● **Requirements**
Rewrite the rows from the start up to and including the line with "track-field[interactable]: Traralgon (432, 2, 559, 23)", changing every "y-tick-label-right" to "right-axis-label" and leaving everything else as it is.

● **Extracted records**
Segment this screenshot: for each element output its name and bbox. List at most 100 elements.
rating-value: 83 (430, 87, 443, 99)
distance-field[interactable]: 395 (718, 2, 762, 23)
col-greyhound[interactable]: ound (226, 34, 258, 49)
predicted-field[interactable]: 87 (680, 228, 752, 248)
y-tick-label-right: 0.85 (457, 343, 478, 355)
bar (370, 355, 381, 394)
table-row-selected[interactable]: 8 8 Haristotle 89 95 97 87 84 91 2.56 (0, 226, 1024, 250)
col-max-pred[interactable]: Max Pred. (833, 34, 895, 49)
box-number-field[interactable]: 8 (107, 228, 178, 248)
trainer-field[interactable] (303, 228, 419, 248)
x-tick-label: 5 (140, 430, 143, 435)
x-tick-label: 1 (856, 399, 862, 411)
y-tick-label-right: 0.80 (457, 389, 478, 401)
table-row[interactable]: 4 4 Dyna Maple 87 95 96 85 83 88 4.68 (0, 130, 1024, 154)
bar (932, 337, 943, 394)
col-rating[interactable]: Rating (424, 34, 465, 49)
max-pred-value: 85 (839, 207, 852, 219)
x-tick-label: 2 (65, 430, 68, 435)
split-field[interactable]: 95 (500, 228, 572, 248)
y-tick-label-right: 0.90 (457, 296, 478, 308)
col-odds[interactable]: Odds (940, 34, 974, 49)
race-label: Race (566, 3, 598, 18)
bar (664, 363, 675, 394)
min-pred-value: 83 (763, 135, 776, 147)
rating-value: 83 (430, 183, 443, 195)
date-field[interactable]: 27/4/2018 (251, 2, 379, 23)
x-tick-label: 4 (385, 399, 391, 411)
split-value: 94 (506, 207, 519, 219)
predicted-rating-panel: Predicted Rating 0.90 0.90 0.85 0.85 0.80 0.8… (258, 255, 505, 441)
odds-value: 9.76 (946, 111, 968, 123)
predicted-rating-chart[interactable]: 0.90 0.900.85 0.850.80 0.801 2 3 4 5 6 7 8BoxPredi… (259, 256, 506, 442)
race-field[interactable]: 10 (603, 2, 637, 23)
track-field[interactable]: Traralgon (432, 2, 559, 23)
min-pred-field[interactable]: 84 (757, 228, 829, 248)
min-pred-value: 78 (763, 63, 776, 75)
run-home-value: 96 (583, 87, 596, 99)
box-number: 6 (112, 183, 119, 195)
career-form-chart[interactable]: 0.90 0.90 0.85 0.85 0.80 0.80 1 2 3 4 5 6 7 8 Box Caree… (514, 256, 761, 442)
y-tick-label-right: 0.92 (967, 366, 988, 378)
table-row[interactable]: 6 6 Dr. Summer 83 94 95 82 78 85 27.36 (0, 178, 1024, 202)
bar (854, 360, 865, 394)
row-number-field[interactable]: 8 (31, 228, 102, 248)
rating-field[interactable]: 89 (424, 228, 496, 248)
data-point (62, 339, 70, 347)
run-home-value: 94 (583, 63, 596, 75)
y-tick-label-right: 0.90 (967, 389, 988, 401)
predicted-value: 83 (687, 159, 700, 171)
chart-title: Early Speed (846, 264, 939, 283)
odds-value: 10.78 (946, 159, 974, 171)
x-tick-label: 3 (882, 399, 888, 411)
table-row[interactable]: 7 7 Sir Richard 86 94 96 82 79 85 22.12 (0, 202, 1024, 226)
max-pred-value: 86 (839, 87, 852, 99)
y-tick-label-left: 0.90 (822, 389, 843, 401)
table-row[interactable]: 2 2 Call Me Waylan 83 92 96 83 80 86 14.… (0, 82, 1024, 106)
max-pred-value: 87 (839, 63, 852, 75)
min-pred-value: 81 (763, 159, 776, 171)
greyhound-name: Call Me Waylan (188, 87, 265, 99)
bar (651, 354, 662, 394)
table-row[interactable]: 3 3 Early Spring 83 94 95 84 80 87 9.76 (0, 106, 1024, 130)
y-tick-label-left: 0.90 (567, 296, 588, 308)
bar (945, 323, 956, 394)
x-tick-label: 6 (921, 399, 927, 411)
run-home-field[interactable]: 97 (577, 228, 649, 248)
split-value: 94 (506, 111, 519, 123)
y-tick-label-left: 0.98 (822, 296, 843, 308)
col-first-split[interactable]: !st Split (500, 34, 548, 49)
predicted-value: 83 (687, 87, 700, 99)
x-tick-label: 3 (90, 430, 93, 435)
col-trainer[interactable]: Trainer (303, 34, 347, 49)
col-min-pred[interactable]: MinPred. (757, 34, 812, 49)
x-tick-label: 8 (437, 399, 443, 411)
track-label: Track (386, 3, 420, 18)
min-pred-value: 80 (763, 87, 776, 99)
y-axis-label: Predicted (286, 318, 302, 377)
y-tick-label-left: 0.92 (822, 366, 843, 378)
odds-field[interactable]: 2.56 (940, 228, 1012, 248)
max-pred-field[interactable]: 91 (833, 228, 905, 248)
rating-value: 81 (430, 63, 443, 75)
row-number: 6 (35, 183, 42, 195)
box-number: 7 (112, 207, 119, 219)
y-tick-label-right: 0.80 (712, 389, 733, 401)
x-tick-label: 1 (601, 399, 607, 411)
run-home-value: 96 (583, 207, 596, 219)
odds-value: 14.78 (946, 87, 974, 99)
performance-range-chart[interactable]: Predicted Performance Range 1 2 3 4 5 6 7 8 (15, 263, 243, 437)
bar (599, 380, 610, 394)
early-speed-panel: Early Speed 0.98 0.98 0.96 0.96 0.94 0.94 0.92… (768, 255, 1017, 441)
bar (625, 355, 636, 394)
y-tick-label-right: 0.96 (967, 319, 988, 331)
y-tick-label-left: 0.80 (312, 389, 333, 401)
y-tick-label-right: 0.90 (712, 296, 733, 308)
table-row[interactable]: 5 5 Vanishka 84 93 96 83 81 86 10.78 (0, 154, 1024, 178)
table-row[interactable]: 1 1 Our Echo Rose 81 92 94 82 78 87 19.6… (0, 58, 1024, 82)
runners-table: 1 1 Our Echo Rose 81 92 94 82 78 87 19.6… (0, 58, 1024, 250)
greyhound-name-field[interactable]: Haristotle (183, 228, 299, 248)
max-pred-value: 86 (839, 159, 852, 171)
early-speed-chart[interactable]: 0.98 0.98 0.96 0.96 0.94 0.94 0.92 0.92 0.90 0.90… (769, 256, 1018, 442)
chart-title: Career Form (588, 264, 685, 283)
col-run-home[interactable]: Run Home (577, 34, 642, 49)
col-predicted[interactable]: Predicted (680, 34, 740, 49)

● **Result for this exercise**
Segment this screenshot: for each element output its name and bbox. List at most 100 elements.
rating-value: 83 (430, 87, 443, 99)
distance-field[interactable]: 395 (718, 2, 762, 23)
col-greyhound[interactable]: ound (226, 34, 258, 49)
predicted-field[interactable]: 87 (680, 228, 752, 248)
right-axis-label: 0.85 (457, 343, 478, 355)
bar (370, 355, 381, 394)
table-row-selected[interactable]: 8 8 Haristotle 89 95 97 87 84 91 2.56 (0, 226, 1024, 250)
col-max-pred[interactable]: Max Pred. (833, 34, 895, 49)
box-number-field[interactable]: 8 (107, 228, 178, 248)
trainer-field[interactable] (303, 228, 419, 248)
x-tick-label: 5 (140, 430, 143, 435)
x-tick-label: 1 (856, 399, 862, 411)
right-axis-label: 0.80 (457, 389, 478, 401)
table-row[interactable]: 4 4 Dyna Maple 87 95 96 85 83 88 4.68 (0, 130, 1024, 154)
bar (932, 337, 943, 394)
col-rating[interactable]: Rating (424, 34, 465, 49)
max-pred-value: 85 (839, 207, 852, 219)
x-tick-label: 2 (65, 430, 68, 435)
split-field[interactable]: 95 (500, 228, 572, 248)
right-axis-label: 0.90 (457, 296, 478, 308)
col-odds[interactable]: Odds (940, 34, 974, 49)
race-label: Race (566, 3, 598, 18)
bar (664, 363, 675, 394)
min-pred-value: 83 (763, 135, 776, 147)
rating-value: 83 (430, 183, 443, 195)
date-field[interactable]: 27/4/2018 (251, 2, 379, 23)
x-tick-label: 4 (385, 399, 391, 411)
split-value: 94 (506, 207, 519, 219)
predicted-rating-panel: Predicted Rating 0.90 0.90 0.85 0.85 0.80 0.8… (258, 255, 505, 441)
odds-value: 9.76 (946, 111, 968, 123)
predicted-rating-chart[interactable]: 0.90 0.900.85 0.850.80 0.801 2 3 4 5 6 7 8BoxPredi… (259, 256, 506, 442)
race-field[interactable]: 10 (603, 2, 637, 23)
track-field[interactable]: Traralgon (432, 2, 559, 23)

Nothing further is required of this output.